SOURCE PASSAGE ::
************
While we are now working harder than ever to improve our data stack, I think we are at a stage where we can take a step back and reflect on our past.

Today, I want to share some learnings I have made during the last four years.

Empower People

Data science is a team sport. The biggest challenge in building a data-informed culture is not a technology one. You can have all the best tools in the world but if nobody uses them to take decision, you have failed.

Invest in People

It will help you scale data analysis and insights extraction. You can create much more value in your data analysis by involving product managers, user experience designers, developers, marketers etc. These people have their unique world views and they can bring another angle to an analysis. You want people that are not experts in data to perform their own analysis and generate value from it.

No matter what size your team is, start empowering people with data now. This investment can take many shapes or forms. When you are just starting out, it might be as simple as making third-party data tools, such as Mixpanel, available to the team and training your colleagues to use them.

Personally, I really enjoy doing weekly office hours where I sit down with a colleague to get a question answered. During this time, we can review the question, understand how we can get it answered and then work our way through it with our tools. This is a unique opportunity to understand their challenges, teach them what I know about data and help them use the tools at their disposal.

Your mission is not only to democratize data access for all but also teach your colleagues about data science. You are a guide, not a gatekeeper.

Learn to Communicate

Communication is one of the most important part of data analysis. You can spend your days building sophisticated data models but if you can’t explain your analysis to product managers or designers, it’s worthless.
************
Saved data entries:
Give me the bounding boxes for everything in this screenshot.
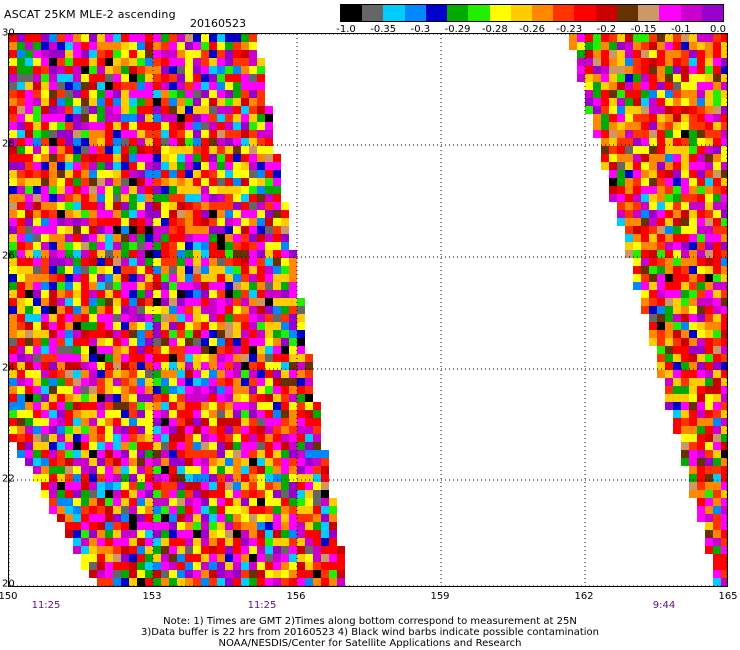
lat-label-24: 24 (2, 362, 15, 374)
swath-time-label: 11:25 (247, 600, 277, 611)
lat-label-30: 30 (2, 27, 15, 39)
colorbar-tick-label: -0.35 (370, 24, 397, 35)
colorbar-segment (425, 5, 448, 21)
swath-time-label: 9:44 (652, 600, 676, 611)
colorbar-tick-label: 0.0 (710, 24, 726, 35)
lon-label-156: 156 (286, 591, 306, 602)
map-svg (9, 34, 727, 586)
colorbar-tick-label: -0.15 (630, 24, 657, 35)
lat-label-22: 22 (2, 473, 15, 485)
colorbar-segment (362, 5, 384, 21)
colorbar-tick-label: -0.29 (444, 24, 471, 35)
colorbar-segment (383, 5, 405, 21)
colorbar-segment (510, 5, 532, 21)
swath-time-label: 11:25 (31, 600, 61, 611)
lat-label-20: 20 (2, 578, 15, 590)
colorbar-segment (680, 5, 702, 21)
colorbar-segment (341, 5, 363, 21)
colorbar-segment (468, 5, 490, 21)
colorbar-tick-label: -0.1 (671, 24, 691, 35)
colorbar-segment (531, 5, 554, 21)
lon-label-165: 165 (718, 591, 738, 602)
colorbar-segment (595, 5, 617, 21)
colorbar-segment (638, 5, 660, 21)
colorbar-segment (404, 5, 426, 21)
colorbar-tick-label: -0.23 (556, 24, 583, 35)
colorbar-segment (489, 5, 511, 21)
lat-label-28: 28 (2, 138, 15, 150)
map-date: 20160523 (190, 17, 246, 30)
western-swath (9, 34, 345, 586)
colorbar (340, 4, 724, 22)
map-panel (8, 33, 728, 587)
lon-label-162: 162 (574, 591, 594, 602)
footer-note-1: Note: 1) Times are GMT 2)Times along bot… (163, 616, 577, 627)
lon-label-153: 153 (142, 591, 162, 602)
colorbar-segment (616, 5, 639, 21)
colorbar-tick-label: -0.28 (481, 24, 508, 35)
eastern-swath (569, 34, 727, 586)
footer-credit: NOAA/NESDIS/Center for Satellite Applica… (218, 638, 522, 649)
lat-label-26: 26 (2, 250, 15, 262)
lon-label-150: 150 (0, 591, 18, 602)
colorbar-tick-label: -0.2 (596, 24, 617, 35)
footer-note-2: 3)Data buffer is 22 hrs from 20160523 4)… (141, 627, 599, 638)
map-grid (9, 34, 727, 586)
colorbar-tick-label: -0.26 (519, 24, 545, 35)
lon-label-159: 159 (430, 591, 450, 602)
colorbar-segment (659, 5, 681, 21)
colorbar-tick-label: -1.0 (336, 24, 356, 35)
colorbar-tick-label: -0.3 (410, 24, 431, 35)
map-title: ASCAT 25KM MLE-2 ascending (4, 8, 176, 21)
colorbar-segment (447, 5, 469, 21)
colorbar-segment (701, 5, 723, 21)
colorbar-segment (574, 5, 596, 21)
colorbar-segment (553, 5, 575, 21)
************
EXERCISE TASK 1 :: List every section heading that appears in the passage on data-team learnings.
EXERCISE TASK 2 :: Quote the passage on data-team learnings from "Data science is" up to and including "value from it.".

CORRECT OUTPUT 1 ::
Empower People
Invest in People
Learn to Communicate

CORRECT OUTPUT 2 ::
Data science is a team sport. The biggest challenge in building a data-informed culture is not a technology one. You can have all the best tools in the world but if nobody uses them to take decision, you have failed.

Invest in People

It will help you scale data analysis and insights extraction. You can create much more value in your data analysis by involving product managers, user experience designers, developers, marketers etc. These people have their unique world views and they can bring another angle to an analysis. You want people that are not experts in data to perform their own analysis and generate value from it.